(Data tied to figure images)
"""
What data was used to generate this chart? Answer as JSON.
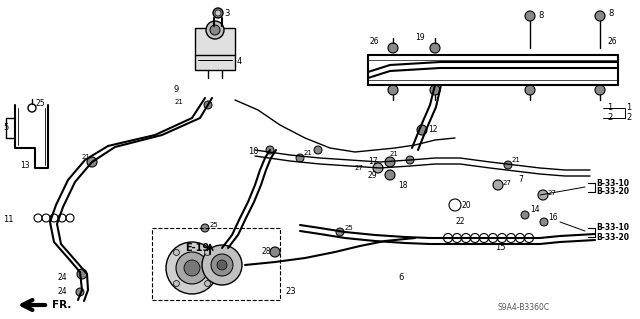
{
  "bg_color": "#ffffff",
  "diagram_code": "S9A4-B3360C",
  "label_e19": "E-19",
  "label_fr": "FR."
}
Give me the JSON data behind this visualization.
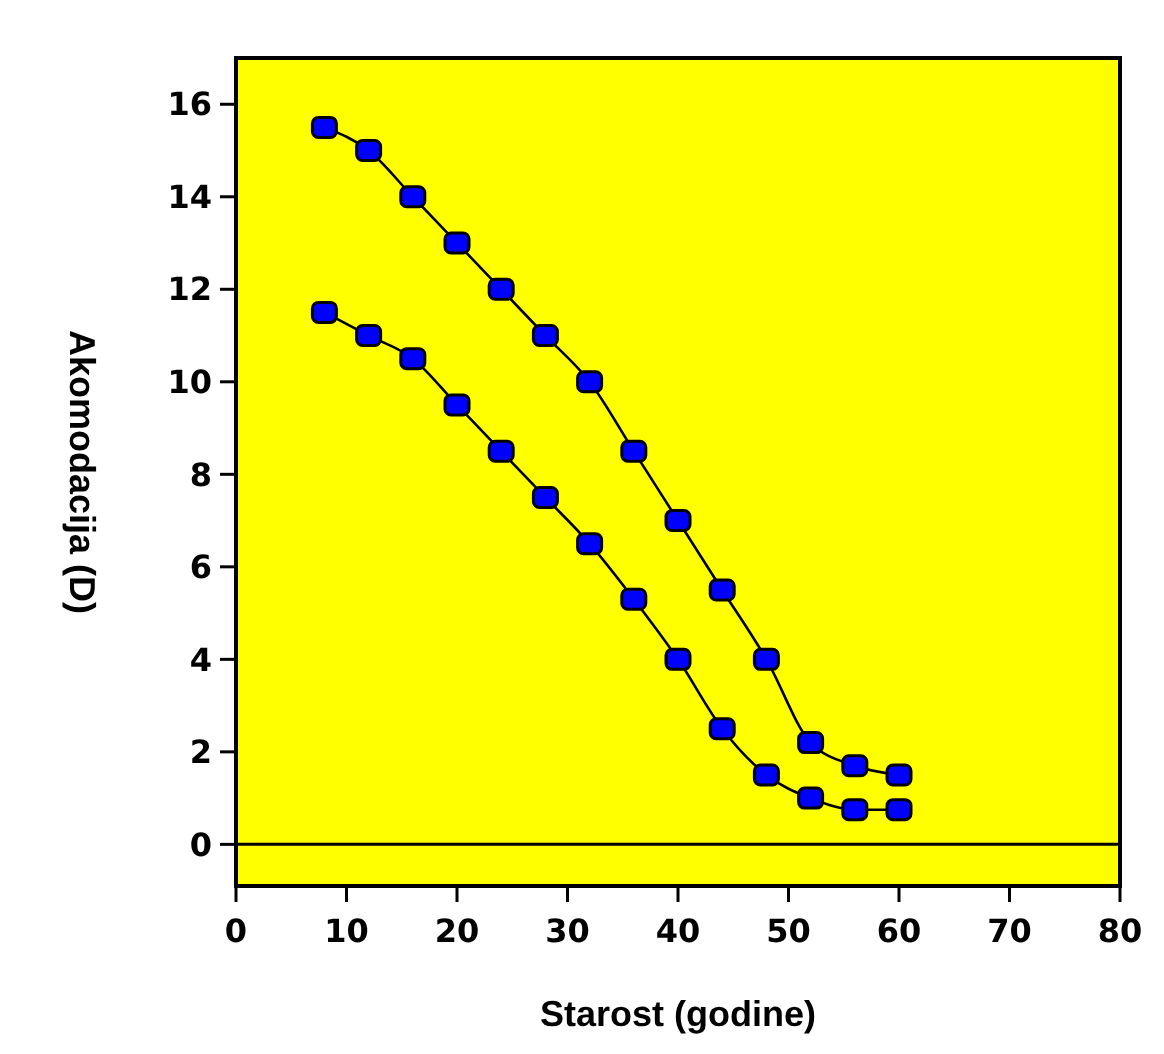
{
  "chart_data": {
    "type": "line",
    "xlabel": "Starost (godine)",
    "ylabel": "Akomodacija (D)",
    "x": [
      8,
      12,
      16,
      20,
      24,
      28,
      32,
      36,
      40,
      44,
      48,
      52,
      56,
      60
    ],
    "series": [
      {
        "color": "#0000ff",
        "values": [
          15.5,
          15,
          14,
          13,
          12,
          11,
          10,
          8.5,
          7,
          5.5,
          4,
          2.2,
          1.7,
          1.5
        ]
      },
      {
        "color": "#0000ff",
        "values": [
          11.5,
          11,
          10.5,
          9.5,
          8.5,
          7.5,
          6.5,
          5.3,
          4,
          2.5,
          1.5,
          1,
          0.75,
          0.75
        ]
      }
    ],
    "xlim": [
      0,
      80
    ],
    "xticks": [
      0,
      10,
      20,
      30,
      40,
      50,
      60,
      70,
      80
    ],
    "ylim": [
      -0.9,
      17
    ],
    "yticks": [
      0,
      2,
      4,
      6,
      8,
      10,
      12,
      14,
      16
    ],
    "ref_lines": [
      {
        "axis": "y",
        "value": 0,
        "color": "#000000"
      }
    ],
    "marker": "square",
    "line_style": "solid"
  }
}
"""
*Written instruction*
Work through the records line by line and tally those with the word "this". Report only the total.

*Final result*
2